### Requirements:
Tell how many lines have the string "color" in them, and write nothing besides the number.

(Excerpt from a dataset)

>> BEGIN

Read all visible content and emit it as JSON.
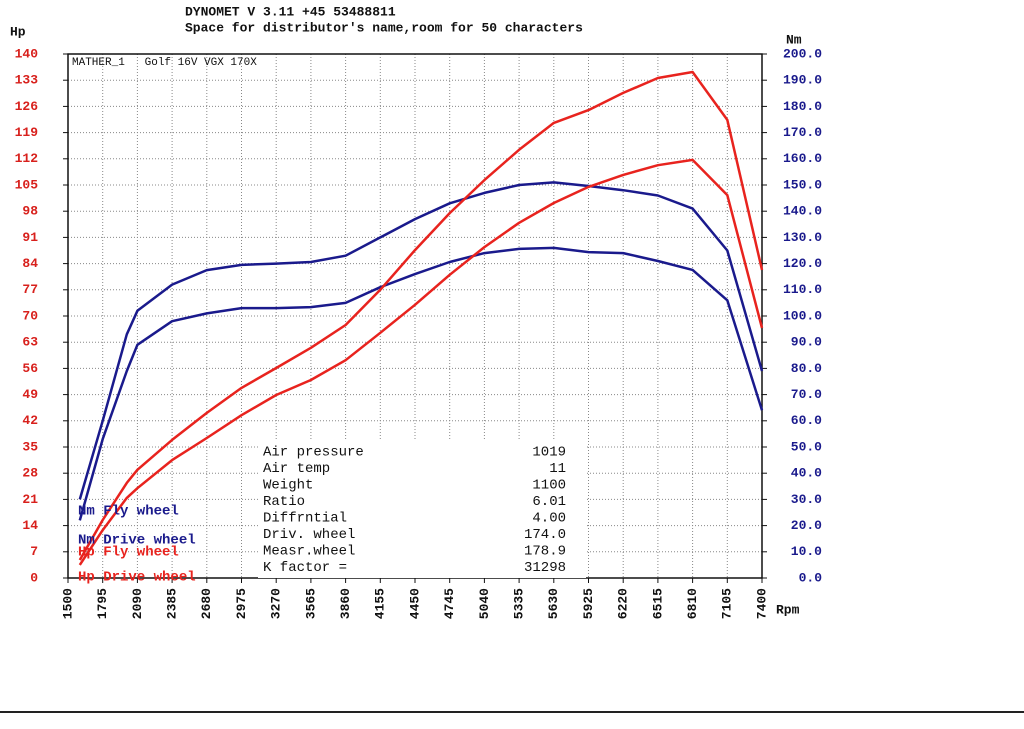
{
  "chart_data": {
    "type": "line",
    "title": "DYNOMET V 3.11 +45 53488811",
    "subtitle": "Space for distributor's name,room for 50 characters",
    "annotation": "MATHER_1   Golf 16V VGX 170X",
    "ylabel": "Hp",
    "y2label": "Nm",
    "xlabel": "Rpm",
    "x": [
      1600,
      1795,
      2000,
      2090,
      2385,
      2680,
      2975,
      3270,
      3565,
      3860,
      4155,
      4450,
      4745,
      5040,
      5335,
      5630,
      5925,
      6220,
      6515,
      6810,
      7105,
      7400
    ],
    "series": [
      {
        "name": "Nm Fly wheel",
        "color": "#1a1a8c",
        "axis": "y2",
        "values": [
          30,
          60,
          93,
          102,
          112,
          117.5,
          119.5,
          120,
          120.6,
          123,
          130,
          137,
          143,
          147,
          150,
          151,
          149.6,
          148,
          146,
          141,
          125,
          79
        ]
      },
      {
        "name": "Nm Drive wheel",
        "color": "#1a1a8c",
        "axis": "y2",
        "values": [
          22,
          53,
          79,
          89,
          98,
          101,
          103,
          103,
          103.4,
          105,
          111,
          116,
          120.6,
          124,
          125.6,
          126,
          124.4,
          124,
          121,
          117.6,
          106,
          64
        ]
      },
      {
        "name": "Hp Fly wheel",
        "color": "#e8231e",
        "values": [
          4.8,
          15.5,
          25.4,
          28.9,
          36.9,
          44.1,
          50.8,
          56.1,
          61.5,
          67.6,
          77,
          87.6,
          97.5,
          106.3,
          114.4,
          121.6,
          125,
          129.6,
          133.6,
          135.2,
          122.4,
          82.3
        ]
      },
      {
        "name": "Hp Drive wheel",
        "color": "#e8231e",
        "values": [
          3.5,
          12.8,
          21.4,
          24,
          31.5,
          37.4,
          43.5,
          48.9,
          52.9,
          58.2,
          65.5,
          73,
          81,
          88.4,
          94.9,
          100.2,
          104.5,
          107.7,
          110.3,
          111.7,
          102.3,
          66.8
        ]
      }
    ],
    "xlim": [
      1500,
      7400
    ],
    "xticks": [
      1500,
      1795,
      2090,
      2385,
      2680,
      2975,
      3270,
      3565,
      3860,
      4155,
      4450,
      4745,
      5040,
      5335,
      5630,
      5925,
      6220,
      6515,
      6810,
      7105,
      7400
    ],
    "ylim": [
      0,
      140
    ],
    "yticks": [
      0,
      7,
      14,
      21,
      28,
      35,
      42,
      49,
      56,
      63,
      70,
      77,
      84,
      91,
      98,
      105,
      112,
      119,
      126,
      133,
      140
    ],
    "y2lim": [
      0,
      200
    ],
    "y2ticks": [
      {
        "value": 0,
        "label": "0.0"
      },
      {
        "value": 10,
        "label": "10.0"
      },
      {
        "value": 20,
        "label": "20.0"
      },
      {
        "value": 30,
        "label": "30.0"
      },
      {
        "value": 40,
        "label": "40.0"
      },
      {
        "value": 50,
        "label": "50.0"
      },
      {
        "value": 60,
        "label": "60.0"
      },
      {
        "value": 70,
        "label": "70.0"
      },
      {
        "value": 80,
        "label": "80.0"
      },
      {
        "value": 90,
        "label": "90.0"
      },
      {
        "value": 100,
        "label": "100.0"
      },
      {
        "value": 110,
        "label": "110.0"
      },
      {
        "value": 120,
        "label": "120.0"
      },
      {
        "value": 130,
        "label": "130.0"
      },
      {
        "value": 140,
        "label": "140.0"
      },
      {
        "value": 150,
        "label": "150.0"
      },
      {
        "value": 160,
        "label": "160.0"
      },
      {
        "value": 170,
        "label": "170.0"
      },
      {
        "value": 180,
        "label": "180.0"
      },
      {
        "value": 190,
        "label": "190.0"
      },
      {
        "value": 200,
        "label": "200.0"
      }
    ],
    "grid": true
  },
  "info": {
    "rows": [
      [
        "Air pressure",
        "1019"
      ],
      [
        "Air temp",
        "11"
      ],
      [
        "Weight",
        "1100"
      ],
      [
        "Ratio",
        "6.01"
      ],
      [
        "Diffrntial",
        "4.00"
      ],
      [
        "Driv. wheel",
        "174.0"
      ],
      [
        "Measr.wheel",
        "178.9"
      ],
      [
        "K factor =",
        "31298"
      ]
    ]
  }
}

>> END
>> BEGIN

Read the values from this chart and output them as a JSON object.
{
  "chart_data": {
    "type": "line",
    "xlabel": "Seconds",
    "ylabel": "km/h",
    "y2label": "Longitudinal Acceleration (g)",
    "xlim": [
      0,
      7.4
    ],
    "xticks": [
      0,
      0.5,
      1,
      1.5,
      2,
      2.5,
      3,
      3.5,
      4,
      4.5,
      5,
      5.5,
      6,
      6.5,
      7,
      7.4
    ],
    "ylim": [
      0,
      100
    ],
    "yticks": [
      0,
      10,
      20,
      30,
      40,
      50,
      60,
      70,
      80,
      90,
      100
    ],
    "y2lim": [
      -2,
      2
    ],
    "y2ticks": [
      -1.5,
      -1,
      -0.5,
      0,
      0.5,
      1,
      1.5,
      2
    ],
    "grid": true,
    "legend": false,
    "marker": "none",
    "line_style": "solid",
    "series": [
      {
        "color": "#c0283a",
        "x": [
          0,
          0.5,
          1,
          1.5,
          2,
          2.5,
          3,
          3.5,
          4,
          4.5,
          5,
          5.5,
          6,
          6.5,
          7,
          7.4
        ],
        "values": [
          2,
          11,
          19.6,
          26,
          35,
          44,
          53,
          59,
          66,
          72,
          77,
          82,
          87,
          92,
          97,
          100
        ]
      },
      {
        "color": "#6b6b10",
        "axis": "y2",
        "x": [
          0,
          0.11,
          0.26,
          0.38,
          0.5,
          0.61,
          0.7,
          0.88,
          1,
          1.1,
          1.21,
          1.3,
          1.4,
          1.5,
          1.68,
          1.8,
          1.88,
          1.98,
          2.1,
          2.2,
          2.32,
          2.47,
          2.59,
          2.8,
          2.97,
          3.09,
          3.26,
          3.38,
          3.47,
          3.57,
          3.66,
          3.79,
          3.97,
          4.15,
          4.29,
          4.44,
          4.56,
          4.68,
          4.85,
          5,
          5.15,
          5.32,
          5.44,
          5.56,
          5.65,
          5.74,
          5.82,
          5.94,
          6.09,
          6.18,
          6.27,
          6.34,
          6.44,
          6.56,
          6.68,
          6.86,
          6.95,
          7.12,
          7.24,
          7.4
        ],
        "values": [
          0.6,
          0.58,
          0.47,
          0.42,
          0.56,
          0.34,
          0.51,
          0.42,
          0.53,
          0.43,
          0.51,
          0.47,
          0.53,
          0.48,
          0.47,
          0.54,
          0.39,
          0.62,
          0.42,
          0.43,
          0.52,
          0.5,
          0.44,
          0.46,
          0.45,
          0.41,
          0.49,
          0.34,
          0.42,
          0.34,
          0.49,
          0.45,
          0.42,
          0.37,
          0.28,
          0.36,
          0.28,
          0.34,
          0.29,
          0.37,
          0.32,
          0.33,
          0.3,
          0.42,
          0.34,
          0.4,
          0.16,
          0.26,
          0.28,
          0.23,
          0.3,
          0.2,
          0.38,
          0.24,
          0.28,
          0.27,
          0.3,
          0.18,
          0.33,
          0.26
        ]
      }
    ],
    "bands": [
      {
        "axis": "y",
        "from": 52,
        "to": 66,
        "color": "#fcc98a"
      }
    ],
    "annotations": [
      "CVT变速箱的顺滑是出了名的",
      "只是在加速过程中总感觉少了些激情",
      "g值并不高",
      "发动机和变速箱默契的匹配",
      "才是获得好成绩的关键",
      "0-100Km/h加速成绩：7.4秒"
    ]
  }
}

>> END

### Solution:
7